-- Start DATASET CONTENT --
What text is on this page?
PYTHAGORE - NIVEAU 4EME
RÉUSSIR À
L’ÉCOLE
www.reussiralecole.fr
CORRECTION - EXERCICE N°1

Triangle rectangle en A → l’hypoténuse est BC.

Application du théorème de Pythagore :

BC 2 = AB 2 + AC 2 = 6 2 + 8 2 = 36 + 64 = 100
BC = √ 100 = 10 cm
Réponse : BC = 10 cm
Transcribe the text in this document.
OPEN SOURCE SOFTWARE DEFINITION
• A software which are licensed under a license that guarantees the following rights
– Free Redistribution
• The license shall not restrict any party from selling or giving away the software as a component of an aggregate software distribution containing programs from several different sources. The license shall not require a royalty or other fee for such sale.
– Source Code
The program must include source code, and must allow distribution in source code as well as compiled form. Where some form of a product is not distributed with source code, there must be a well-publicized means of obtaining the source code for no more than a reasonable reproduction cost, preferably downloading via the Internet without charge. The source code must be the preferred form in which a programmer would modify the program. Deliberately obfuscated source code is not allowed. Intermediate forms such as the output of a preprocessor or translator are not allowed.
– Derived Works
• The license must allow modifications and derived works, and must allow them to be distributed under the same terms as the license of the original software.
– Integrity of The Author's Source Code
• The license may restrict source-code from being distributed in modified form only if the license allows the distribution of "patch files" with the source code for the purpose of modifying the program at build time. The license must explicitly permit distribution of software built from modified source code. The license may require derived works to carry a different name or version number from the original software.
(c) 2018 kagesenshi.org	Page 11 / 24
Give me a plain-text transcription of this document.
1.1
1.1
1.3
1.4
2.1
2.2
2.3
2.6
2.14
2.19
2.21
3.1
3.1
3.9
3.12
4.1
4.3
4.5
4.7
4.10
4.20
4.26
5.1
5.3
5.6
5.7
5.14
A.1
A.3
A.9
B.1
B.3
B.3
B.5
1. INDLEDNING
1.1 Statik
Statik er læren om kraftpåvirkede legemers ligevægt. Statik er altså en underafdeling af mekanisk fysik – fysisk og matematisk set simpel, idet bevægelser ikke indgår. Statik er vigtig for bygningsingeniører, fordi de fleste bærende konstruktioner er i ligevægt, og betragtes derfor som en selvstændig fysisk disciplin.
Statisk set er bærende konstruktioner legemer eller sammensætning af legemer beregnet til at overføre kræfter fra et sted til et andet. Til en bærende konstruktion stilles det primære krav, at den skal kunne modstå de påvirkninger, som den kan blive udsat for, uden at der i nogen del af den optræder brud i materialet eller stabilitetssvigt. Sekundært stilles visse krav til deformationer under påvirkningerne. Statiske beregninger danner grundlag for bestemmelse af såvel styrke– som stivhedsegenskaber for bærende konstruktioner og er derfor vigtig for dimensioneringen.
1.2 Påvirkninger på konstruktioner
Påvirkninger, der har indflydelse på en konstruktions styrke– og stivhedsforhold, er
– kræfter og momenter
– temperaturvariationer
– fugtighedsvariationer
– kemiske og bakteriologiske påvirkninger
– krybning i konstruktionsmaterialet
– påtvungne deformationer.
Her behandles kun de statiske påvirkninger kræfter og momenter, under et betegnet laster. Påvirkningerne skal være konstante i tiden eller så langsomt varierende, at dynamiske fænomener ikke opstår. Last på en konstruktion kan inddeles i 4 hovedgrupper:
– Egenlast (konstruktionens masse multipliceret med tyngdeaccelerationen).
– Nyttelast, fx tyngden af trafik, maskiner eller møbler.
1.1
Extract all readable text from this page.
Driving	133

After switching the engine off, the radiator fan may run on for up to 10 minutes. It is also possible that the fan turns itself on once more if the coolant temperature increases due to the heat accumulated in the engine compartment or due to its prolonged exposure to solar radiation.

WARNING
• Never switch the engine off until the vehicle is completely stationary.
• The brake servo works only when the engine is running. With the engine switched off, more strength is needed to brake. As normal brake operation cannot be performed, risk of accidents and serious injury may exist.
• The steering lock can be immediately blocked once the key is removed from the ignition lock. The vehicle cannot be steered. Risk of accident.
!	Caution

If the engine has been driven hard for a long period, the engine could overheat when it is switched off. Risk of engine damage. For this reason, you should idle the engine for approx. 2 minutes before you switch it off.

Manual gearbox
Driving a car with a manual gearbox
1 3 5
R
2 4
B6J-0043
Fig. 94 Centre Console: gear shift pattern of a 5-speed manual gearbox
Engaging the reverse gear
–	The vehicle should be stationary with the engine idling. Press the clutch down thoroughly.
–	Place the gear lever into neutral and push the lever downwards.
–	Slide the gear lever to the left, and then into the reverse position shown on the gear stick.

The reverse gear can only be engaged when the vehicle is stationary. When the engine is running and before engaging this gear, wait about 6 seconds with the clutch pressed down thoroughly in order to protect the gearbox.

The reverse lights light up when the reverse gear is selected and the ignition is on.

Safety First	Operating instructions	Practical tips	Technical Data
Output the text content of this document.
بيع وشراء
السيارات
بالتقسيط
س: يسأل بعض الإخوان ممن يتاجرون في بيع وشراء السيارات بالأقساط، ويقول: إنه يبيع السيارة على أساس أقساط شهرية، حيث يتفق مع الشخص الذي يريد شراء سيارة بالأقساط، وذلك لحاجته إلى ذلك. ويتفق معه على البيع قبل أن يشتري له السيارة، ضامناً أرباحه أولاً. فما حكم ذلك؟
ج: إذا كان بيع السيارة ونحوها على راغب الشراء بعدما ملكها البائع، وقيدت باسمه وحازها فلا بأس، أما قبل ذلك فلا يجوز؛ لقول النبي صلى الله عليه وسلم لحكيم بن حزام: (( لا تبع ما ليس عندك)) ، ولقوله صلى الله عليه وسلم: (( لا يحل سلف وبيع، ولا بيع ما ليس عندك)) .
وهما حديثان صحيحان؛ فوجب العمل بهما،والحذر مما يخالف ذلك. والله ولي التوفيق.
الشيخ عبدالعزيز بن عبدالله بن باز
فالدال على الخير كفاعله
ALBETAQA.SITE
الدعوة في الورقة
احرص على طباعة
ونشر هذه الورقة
-- End DATASET CONTENT --
EXERCISE: Find the word "once" in the records and pull out each line that has it.

RESULT OF THIS TASK:
After switching the engine off, the radiator fan may run on for up to 10 minutes. It is also possible that the fan turns itself on once more if the coolant temperature increases due to the heat accumulated in the engine compartment or due to its prolonged exposure to solar radiation.
• The steering lock can be immediately blocked once the key is removed from the ignition lock. The vehicle cannot be steered. Risk of accident.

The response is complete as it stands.